======== Items ========

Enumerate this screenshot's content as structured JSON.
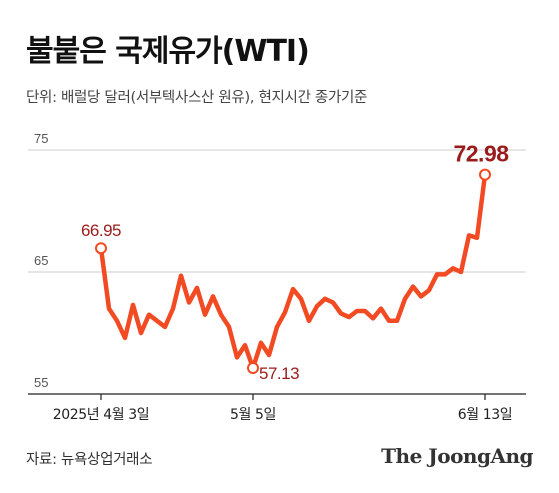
{
  "header": {
    "title": "불붙은 국제유가(WTI)",
    "subtitle": "단위: 배럴당 달러(서부텍사스산 원유), 현지시간 종가기준"
  },
  "footer": {
    "source": "자료: 뉴욕상업거래소",
    "logo": "The JoongAng"
  },
  "colors": {
    "line": "#f24a22",
    "annotation": "#9a1b1b",
    "grid": "#cccccc",
    "axis": "#222222"
  },
  "chart_data": {
    "type": "line",
    "series": [
      {
        "values": [
          66.95,
          62.0,
          61.0,
          59.6,
          62.3,
          60.0,
          61.5,
          61.0,
          60.5,
          62.0,
          64.7,
          62.5,
          63.7,
          61.5,
          63.0,
          61.5,
          60.5,
          58.0,
          59.0,
          57.13,
          59.2,
          58.2,
          60.5,
          61.7,
          63.6,
          62.8,
          61.0,
          62.2,
          62.8,
          62.5,
          61.6,
          61.3,
          61.8,
          61.8,
          61.2,
          62.0,
          61.0,
          61.0,
          62.8,
          63.8,
          63.0,
          63.5,
          64.8,
          64.8,
          65.3,
          65.0,
          68.0,
          67.8,
          72.98
        ]
      }
    ],
    "ylim": [
      55,
      75
    ],
    "yticks": [
      "75",
      "65",
      "55"
    ],
    "xticks": [
      {
        "label": "2025년 4월 3일",
        "index": 0
      },
      {
        "label": "5월 5일",
        "index": 19
      },
      {
        "label": "6월 13일",
        "index": 48
      }
    ],
    "annotations": [
      {
        "label": "66.95",
        "index": 0,
        "value": 66.95
      },
      {
        "label": "57.13",
        "index": 19,
        "value": 57.13
      },
      {
        "label": "72.98",
        "index": 48,
        "value": 72.98
      }
    ],
    "grid": true
  }
}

========

▶ **Your objective**:
Repeat each entry above word for word, leaving every picture out.

▶ **Problem solution**:
Enumerate this screenshot's content as structured JSON.
{
  "header": {
    "title": "불붙은 국제유가(WTI)",
    "subtitle": "단위: 배럴당 달러(서부텍사스산 원유), 현지시간 종가기준"
  },
  "footer": {
    "source": "자료: 뉴욕상업거래소",
    "logo": "The JoongAng"
  },
  "colors": {
    "line": "#f24a22",
    "annotation": "#9a1b1b",
    "grid": "#cccccc",
    "axis": "#222222"
  },
  "chart_data": {
    "type": "line",
    "series": [
      {
        "values": [
          66.95,
          62.0,
          61.0,
          59.6,
          62.3,
          60.0,
          61.5,
          61.0,
          60.5,
          62.0,
          64.7,
          62.5,
          63.7,
          61.5,
          63.0,
          61.5,
          60.5,
          58.0,
          59.0,
          57.13,
          59.2,
          58.2,
          60.5,
          61.7,
          63.6,
          62.8,
          61.0,
          62.2,
          62.8,
          62.5,
          61.6,
          61.3,
          61.8,
          61.8,
          61.2,
          62.0,
          61.0,
          61.0,
          62.8,
          63.8,
          63.0,
          63.5,
          64.8,
          64.8,
          65.3,
          65.0,
          68.0,
          67.8,
          72.98
        ]
      }
    ],
    "ylim": [
      55,
      75
    ],
    "yticks": [
      "75",
      "65",
      "55"
    ],
    "xticks": [
      {
        "label": "2025년 4월 3일",
        "index": 0
      },
      {
        "label": "5월 5일",
        "index": 19
      },
      {
        "label": "6월 13일",
        "index": 48
      }
    ],
    "annotations": [
      {
        "label": "66.95",
        "index": 0,
        "value": 66.95
      },
      {
        "label": "57.13",
        "index": 19,
        "value": 57.13
      },
      {
        "label": "72.98",
        "index": 48,
        "value": 72.98
      }
    ],
    "grid": true
  }
}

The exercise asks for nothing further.